▸ **Requirement**: Return, from the lines below, each one that includes the word "then".
----- Data provided -----
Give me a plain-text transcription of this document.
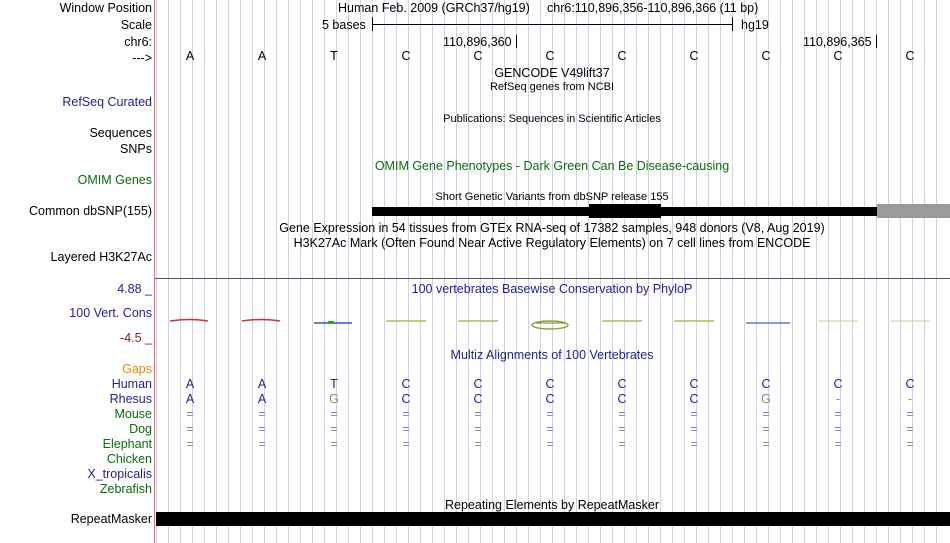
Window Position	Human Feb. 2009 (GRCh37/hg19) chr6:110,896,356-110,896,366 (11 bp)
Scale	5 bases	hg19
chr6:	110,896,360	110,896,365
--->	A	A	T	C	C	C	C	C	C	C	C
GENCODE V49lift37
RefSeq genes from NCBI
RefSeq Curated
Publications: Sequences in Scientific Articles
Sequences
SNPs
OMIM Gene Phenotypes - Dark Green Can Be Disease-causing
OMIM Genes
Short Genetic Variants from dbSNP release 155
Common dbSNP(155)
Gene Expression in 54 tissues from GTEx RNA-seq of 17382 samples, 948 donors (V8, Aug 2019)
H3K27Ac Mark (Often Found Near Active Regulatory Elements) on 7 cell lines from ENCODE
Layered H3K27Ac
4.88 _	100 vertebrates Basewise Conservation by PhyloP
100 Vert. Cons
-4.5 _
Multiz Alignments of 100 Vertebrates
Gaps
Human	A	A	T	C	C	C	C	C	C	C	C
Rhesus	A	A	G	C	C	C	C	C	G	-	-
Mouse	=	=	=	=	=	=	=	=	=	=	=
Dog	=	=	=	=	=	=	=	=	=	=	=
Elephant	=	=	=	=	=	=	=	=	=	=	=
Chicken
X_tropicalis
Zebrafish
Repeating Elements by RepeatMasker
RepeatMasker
-----
----- Data provided -----
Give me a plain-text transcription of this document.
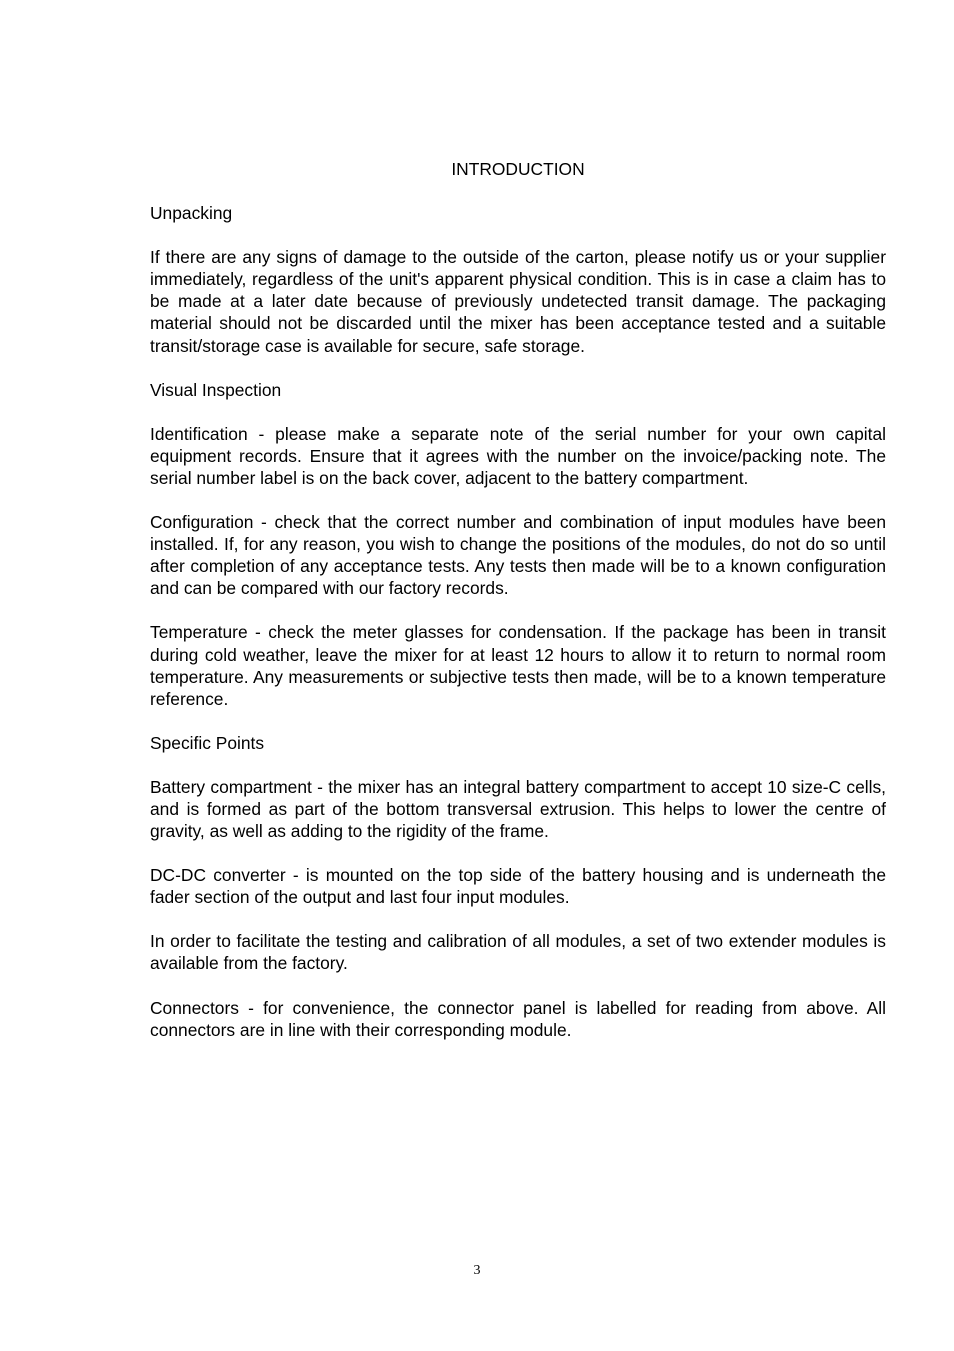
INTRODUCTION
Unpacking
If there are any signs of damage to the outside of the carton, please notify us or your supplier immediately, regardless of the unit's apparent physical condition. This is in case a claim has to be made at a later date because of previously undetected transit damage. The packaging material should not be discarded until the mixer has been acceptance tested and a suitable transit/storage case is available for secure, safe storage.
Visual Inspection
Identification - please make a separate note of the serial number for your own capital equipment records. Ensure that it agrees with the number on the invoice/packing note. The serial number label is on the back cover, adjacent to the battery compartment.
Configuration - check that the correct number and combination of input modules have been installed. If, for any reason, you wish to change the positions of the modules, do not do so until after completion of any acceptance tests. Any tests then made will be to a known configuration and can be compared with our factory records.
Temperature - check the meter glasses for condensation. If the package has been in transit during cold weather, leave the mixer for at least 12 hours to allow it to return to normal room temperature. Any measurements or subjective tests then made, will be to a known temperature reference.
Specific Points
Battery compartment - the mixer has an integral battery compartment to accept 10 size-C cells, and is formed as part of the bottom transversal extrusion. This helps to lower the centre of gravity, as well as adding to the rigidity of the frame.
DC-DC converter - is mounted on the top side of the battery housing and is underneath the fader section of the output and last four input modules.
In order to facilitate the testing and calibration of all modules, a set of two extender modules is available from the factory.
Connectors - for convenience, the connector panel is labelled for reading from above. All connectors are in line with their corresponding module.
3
-----
▸ **Response to the exercise**:
Configuration - check that the correct number and combination of input modules have been installed. If, for any reason, you wish to change the positions of the modules, do not do so until after completion of any acceptance tests. Any tests then made will be to a known configuration and can be compared with our factory records.
Temperature - check the meter glasses for condensation. If the package has been in transit during cold weather, leave the mixer for at least 12 hours to allow it to return to normal room temperature. Any measurements or subjective tests then made, will be to a known temperature reference.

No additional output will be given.